Excerpt:

- - - - - - -

ELISE ROBINSON: And if there are a substantial number of those cases included in an ASG GWAS, that has the potential to really reduce our power to associate common genetic variants to ASD, which is one of the reasons moving forward that the Psychiatric Genomics Consortium autism group is going to be pursuing studies of ASD with and without intellectual disability and comparing the average genetic influences. Okay, going back to this observation, we've noticed that common and rare genetic risk for ASD have opposing average effects on cognition. And this is true both in people who have a diagnosis with ASD and in the general population. So in people who have ASD, as I mentioned, those that also meet criteria for intellectual disability, have a higher rate of strong acting de novo variation. In the general population and people who don't have autism, that's also the case. Strong acting or those same types of strong acting geneic events are associated with intellectual disability and lower IQ. In people with ASD, higher polygenic risk, be it for either autism or the genetically correlated trait or educational attainment, is associated with higher measured IQ. And that's also true in the general population and people who don't have autism. So recently we've been trying to figure out what this means in terms of the potential relationship between ASD associated common and rare variation. We're developing methods by which you can split up the genome-wide common variant influences on ASD risk and look at it more specifically within certain methods or certain pieces of the genome.

- - - - - - -

Document structure recognition data
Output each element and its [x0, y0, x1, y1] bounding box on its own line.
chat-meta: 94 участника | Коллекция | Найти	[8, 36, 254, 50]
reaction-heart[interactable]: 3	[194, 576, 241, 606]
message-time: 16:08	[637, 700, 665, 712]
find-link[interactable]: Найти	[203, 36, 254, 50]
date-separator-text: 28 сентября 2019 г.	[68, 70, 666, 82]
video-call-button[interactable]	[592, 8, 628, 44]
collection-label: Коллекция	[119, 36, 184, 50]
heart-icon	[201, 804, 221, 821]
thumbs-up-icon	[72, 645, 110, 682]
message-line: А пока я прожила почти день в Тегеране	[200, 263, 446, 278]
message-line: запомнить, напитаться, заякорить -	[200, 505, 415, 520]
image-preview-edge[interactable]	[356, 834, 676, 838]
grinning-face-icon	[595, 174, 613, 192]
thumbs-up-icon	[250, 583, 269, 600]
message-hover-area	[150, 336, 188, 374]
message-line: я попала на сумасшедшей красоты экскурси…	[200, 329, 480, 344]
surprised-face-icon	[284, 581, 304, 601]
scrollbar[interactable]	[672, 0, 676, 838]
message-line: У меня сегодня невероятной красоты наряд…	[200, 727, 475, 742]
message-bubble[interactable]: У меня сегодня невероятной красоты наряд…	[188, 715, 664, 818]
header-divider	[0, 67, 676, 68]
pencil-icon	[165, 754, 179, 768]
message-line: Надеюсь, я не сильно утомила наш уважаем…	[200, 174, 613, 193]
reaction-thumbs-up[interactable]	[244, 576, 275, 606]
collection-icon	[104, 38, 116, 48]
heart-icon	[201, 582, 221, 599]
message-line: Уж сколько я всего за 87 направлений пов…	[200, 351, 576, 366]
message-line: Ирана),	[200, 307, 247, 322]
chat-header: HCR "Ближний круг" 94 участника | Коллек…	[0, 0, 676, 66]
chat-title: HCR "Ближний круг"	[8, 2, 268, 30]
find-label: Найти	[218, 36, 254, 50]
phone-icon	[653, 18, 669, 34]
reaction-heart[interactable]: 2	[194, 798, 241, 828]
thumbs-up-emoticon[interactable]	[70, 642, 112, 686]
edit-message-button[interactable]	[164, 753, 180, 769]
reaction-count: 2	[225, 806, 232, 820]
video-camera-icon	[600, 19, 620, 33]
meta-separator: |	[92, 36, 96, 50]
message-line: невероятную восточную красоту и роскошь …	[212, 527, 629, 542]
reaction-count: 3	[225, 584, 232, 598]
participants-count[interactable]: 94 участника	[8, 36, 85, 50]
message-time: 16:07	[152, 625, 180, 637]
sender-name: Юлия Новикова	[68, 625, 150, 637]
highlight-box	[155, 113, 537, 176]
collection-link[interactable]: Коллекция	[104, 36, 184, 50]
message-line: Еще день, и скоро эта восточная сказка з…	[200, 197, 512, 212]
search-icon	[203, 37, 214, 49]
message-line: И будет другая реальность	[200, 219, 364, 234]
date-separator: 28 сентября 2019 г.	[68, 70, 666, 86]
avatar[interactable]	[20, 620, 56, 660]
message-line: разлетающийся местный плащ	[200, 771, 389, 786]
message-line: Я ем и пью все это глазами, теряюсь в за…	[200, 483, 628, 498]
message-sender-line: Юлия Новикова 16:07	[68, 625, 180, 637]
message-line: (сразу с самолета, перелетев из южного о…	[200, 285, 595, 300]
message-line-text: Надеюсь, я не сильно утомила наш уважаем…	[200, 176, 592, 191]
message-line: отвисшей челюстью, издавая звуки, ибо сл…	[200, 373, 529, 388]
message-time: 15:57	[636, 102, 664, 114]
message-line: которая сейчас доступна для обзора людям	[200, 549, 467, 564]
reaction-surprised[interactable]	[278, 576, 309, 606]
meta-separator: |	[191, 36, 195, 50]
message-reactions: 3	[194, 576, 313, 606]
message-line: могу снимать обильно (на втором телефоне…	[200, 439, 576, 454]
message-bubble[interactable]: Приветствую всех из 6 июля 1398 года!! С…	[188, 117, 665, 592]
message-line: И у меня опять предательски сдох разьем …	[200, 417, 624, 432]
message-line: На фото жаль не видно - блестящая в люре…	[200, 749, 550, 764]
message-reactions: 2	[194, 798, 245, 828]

- - - - - - -

Work instructions:
**A.** Quote every sentence in the autism genetics transcript that contains the word "population."
**B.** Proceed with the autism genetics transcript from the point where it stops.

Results of the exercise:
**A.**
And this is true both in people who have a diagnosis with ASD and in the general population.
In the general population and people who don't have autism, that's also the case.
And that's also true in the general population and people who don't have autism.

**B.**
ELISE ROBINSON: And in this case, Dan Winer, a very talented PhD student in my lab, MDPhD student looked at the common polygenic influences on autism risk that specifically live within these genes associated with ASD and intellectual disability through loss of function variation. And what he finds is that the common polygenic risk for ASD that lives in those genes remains positively associated with IQ and positively associated with educational attainment. Meaning, yes, there's some colocalization of common and variant risk in those genes. But at least in our current analysis, it doesn't appear to be disproportionately colocalized and it does appear to be operating in opposite phenotypic directions, vis a vis cognition, which is a mystery that people will continue to look into. Okay. Another area of heterogeneity in ASD is sex. So men are diagnosed or boys and men are diagnosed with ASD about three to four times as frequently as girls and women. And there's long been hypothesized a female protective effect against many sorts of risk factors for an ASD diagnosis. And that idea has been supported by studies of rare variation. So if you look at-- if you compare male and female ASD cases, female cases have on average a higher rate, about twice the rate of strong acting and rare de novo variation, which supports this idea that more risk is needed to get to the same place if you are a girl.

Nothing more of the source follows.